Exercise goal:
Output the material beneath exactly, leaving nothing out.

Dataset content:
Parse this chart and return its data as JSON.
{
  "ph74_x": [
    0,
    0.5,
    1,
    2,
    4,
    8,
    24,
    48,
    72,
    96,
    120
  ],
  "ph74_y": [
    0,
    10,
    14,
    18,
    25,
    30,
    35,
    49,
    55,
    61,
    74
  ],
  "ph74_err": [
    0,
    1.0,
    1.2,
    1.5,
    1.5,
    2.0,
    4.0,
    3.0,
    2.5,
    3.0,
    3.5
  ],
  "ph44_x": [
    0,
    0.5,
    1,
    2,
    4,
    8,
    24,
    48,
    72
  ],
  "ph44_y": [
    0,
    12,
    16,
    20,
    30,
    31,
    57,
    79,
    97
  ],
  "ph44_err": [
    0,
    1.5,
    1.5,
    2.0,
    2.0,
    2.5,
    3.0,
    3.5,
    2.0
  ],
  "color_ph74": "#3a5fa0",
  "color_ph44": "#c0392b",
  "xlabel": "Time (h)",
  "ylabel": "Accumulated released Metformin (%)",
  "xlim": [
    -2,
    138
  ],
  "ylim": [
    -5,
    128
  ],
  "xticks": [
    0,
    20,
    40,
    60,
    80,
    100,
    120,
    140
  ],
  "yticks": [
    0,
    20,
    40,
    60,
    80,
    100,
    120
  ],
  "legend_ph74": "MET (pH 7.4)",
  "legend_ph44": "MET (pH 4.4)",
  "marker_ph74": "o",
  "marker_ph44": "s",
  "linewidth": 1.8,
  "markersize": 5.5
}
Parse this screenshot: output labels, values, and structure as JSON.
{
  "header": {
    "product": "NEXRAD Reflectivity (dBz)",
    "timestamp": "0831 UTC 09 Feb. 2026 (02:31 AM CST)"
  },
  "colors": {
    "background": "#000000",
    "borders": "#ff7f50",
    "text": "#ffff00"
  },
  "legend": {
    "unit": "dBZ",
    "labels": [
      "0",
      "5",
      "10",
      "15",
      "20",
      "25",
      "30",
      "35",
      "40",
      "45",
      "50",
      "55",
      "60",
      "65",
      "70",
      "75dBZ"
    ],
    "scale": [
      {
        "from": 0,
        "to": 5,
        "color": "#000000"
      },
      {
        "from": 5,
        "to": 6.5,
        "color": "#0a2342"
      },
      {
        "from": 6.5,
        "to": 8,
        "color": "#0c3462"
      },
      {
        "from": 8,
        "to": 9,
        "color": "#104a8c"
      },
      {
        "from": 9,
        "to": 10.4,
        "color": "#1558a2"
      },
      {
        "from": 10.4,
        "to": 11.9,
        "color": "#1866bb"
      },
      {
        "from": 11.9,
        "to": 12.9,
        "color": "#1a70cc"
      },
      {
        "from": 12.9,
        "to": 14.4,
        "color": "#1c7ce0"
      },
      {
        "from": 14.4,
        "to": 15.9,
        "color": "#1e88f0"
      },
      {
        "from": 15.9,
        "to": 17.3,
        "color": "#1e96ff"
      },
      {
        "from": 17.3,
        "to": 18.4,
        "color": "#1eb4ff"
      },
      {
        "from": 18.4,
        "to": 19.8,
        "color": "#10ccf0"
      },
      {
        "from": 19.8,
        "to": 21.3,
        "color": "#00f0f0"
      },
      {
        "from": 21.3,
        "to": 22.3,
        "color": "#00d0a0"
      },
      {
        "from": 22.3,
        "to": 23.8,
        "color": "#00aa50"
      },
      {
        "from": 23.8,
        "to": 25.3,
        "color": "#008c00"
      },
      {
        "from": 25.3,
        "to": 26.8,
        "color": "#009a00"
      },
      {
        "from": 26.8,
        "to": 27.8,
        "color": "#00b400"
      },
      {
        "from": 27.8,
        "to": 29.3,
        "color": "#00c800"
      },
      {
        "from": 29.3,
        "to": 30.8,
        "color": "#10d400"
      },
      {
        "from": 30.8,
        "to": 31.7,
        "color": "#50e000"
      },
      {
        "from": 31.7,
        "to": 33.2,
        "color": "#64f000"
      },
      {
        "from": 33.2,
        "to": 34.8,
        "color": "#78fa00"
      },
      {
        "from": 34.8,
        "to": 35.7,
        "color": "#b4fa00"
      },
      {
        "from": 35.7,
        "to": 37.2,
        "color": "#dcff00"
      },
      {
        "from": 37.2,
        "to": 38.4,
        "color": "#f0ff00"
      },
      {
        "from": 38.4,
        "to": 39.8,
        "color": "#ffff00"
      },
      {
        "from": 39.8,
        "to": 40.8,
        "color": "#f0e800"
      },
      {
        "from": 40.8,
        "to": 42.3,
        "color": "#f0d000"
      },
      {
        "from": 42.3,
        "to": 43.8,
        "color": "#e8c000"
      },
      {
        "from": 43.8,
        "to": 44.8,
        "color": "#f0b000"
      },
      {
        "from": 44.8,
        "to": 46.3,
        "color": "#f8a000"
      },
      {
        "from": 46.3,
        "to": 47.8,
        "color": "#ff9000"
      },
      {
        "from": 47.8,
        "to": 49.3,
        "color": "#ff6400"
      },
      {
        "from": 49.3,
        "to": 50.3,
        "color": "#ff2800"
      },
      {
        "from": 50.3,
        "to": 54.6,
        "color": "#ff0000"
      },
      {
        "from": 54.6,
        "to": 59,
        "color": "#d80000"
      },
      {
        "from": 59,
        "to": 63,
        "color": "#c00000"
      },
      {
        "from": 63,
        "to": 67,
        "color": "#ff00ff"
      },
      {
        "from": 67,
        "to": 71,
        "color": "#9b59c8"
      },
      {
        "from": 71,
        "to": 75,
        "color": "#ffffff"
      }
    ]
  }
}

Response to this exercise:
Parse this chart and return its data as JSON.
{
  "ph74_x": [
    0,
    0.5,
    1,
    2,
    4,
    8,
    24,
    48,
    72,
    96,
    120
  ],
  "ph74_y": [
    0,
    10,
    14,
    18,
    25,
    30,
    35,
    49,
    55,
    61,
    74
  ],
  "ph74_err": [
    0,
    1.0,
    1.2,
    1.5,
    1.5,
    2.0,
    4.0,
    3.0,
    2.5,
    3.0,
    3.5
  ],
  "ph44_x": [
    0,
    0.5,
    1,
    2,
    4,
    8,
    24,
    48,
    72
  ],
  "ph44_y": [
    0,
    12,
    16,
    20,
    30,
    31,
    57,
    79,
    97
  ],
  "ph44_err": [
    0,
    1.5,
    1.5,
    2.0,
    2.0,
    2.5,
    3.0,
    3.5,
    2.0
  ],
  "color_ph74": "#3a5fa0",
  "color_ph44": "#c0392b",
  "xlabel": "Time (h)",
  "ylabel": "Accumulated released Metformin (%)",
  "xlim": [
    -2,
    138
  ],
  "ylim": [
    -5,
    128
  ],
  "xticks": [
    0,
    20,
    40,
    60,
    80,
    100,
    120,
    140
  ],
  "yticks": [
    0,
    20,
    40,
    60,
    80,
    100,
    120
  ],
  "legend_ph74": "MET (pH 7.4)",
  "legend_ph44": "MET (pH 4.4)",
  "marker_ph74": "o",
  "marker_ph44": "s",
  "linewidth": 1.8,
  "markersize": 5.5
}
Parse this screenshot: output labels, values, and structure as JSON.
{
  "header": {
    "product": "NEXRAD Reflectivity (dBz)",
    "timestamp": "0831 UTC 09 Feb. 2026 (02:31 AM CST)"
  },
  "colors": {
    "background": "#000000",
    "borders": "#ff7f50",
    "text": "#ffff00"
  },
  "legend": {
    "unit": "dBZ",
    "labels": [
      "0",
      "5",
      "10",
      "15",
      "20",
      "25",
      "30",
      "35",
      "40",
      "45",
      "50",
      "55",
      "60",
      "65",
      "70",
      "75dBZ"
    ],
    "scale": [
      {
        "from": 0,
        "to": 5,
        "color": "#000000"
      },
      {
        "from": 5,
        "to": 6.5,
        "color": "#0a2342"
      },
      {
        "from": 6.5,
        "to": 8,
        "color": "#0c3462"
      },
      {
        "from": 8,
        "to": 9,
        "color": "#104a8c"
      },
      {
        "from": 9,
        "to": 10.4,
        "color": "#1558a2"
      },
      {
        "from": 10.4,
        "to": 11.9,
        "color": "#1866bb"
      },
      {
        "from": 11.9,
        "to": 12.9,
        "color": "#1a70cc"
      },
      {
        "from": 12.9,
        "to": 14.4,
        "color": "#1c7ce0"
      },
      {
        "from": 14.4,
        "to": 15.9,
        "color": "#1e88f0"
      },
      {
        "from": 15.9,
        "to": 17.3,
        "color": "#1e96ff"
      },
      {
        "from": 17.3,
        "to": 18.4,
        "color": "#1eb4ff"
      },
      {
        "from": 18.4,
        "to": 19.8,
        "color": "#10ccf0"
      },
      {
        "from": 19.8,
        "to": 21.3,
        "color": "#00f0f0"
      },
      {
        "from": 21.3,
        "to": 22.3,
        "color": "#00d0a0"
      },
      {
        "from": 22.3,
        "to": 23.8,
        "color": "#00aa50"
      },
      {
        "from": 23.8,
        "to": 25.3,
        "color": "#008c00"
      },
      {
        "from": 25.3,
        "to": 26.8,
        "color": "#009a00"
      },
      {
        "from": 26.8,
        "to": 27.8,
        "color": "#00b400"
      },
      {
        "from": 27.8,
        "to": 29.3,
        "color": "#00c800"
      },
      {
        "from": 29.3,
        "to": 30.8,
        "color": "#10d400"
      },
      {
        "from": 30.8,
        "to": 31.7,
        "color": "#50e000"
      },
      {
        "from": 31.7,
        "to": 33.2,
        "color": "#64f000"
      },
      {
        "from": 33.2,
        "to": 34.8,
        "color": "#78fa00"
      },
      {
        "from": 34.8,
        "to": 35.7,
        "color": "#b4fa00"
      },
      {
        "from": 35.7,
        "to": 37.2,
        "color": "#dcff00"
      },
      {
        "from": 37.2,
        "to": 38.4,
        "color": "#f0ff00"
      },
      {
        "from": 38.4,
        "to": 39.8,
        "color": "#ffff00"
      },
      {
        "from": 39.8,
        "to": 40.8,
        "color": "#f0e800"
      },
      {
        "from": 40.8,
        "to": 42.3,
        "color": "#f0d000"
      },
      {
        "from": 42.3,
        "to": 43.8,
        "color": "#e8c000"
      },
      {
        "from": 43.8,
        "to": 44.8,
        "color": "#f0b000"
      },
      {
        "from": 44.8,
        "to": 46.3,
        "color": "#f8a000"
      },
      {
        "from": 46.3,
        "to": 47.8,
        "color": "#ff9000"
      },
      {
        "from": 47.8,
        "to": 49.3,
        "color": "#ff6400"
      },
      {
        "from": 49.3,
        "to": 50.3,
        "color": "#ff2800"
      },
      {
        "from": 50.3,
        "to": 54.6,
        "color": "#ff0000"
      },
      {
        "from": 54.6,
        "to": 59,
        "color": "#d80000"
      },
      {
        "from": 59,
        "to": 63,
        "color": "#c00000"
      },
      {
        "from": 63,
        "to": 67,
        "color": "#ff00ff"
      },
      {
        "from": 67,
        "to": 71,
        "color": "#9b59c8"
      },
      {
        "from": 71,
        "to": 75,
        "color": "#ffffff"
      }
    ]
  }
}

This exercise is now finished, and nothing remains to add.